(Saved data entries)
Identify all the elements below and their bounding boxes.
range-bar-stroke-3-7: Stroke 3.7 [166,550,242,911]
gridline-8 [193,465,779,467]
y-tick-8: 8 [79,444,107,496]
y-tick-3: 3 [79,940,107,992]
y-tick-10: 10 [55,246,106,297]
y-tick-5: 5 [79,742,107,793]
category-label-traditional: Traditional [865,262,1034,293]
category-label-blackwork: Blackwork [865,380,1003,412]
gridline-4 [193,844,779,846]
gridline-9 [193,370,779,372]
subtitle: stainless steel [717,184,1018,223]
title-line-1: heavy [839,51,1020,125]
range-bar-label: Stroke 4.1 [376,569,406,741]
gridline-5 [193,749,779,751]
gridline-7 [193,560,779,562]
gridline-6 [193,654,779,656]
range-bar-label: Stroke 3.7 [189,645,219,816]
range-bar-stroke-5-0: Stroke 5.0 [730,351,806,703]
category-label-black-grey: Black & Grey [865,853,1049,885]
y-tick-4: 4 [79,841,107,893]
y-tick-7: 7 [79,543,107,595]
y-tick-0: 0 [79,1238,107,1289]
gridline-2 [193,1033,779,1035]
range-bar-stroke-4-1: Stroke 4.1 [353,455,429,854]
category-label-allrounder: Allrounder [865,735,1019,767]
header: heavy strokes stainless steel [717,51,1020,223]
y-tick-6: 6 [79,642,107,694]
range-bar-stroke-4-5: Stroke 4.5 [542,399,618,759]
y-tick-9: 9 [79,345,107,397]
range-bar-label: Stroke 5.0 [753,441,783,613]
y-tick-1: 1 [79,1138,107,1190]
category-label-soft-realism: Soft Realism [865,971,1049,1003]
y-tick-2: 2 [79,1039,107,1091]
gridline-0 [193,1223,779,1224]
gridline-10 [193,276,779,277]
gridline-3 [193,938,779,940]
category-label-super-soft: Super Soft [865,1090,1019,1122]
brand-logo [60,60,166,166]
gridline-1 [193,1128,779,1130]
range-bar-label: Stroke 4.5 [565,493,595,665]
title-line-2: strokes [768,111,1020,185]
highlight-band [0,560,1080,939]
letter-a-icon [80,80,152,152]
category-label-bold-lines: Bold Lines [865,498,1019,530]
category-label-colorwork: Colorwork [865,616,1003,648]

==

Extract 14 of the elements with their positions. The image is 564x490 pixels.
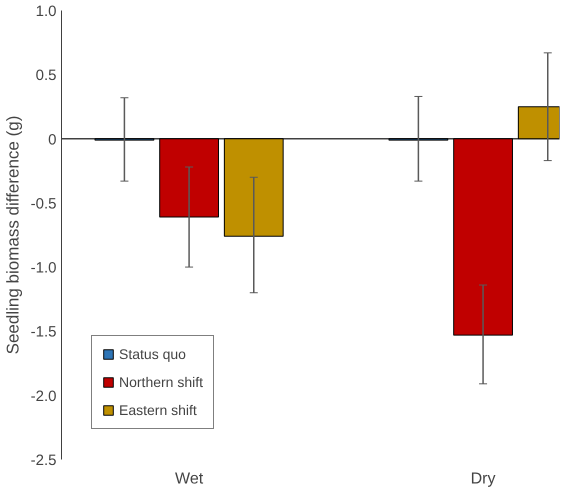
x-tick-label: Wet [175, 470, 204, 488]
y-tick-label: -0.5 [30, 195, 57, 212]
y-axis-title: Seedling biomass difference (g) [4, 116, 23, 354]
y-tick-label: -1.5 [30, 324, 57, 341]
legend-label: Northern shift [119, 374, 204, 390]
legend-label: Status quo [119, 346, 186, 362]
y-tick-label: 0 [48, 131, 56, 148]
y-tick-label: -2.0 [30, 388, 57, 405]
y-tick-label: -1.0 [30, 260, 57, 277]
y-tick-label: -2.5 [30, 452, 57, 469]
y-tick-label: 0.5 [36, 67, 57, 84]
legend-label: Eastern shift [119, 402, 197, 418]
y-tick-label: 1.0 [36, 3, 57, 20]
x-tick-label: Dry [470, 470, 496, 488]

What is needed:
Reproduce verbatim every row from the line containing "Identify all the" down to the line containing "y-tick-5: 5 [79,742,107,793]", including both of those lines.

Response for this exercise:
Identify all the elements below and their bounding boxes.
range-bar-stroke-3-7: Stroke 3.7 [166,550,242,911]
gridline-8 [193,465,779,467]
y-tick-8: 8 [79,444,107,496]
y-tick-3: 3 [79,940,107,992]
y-tick-10: 10 [55,246,106,297]
y-tick-5: 5 [79,742,107,793]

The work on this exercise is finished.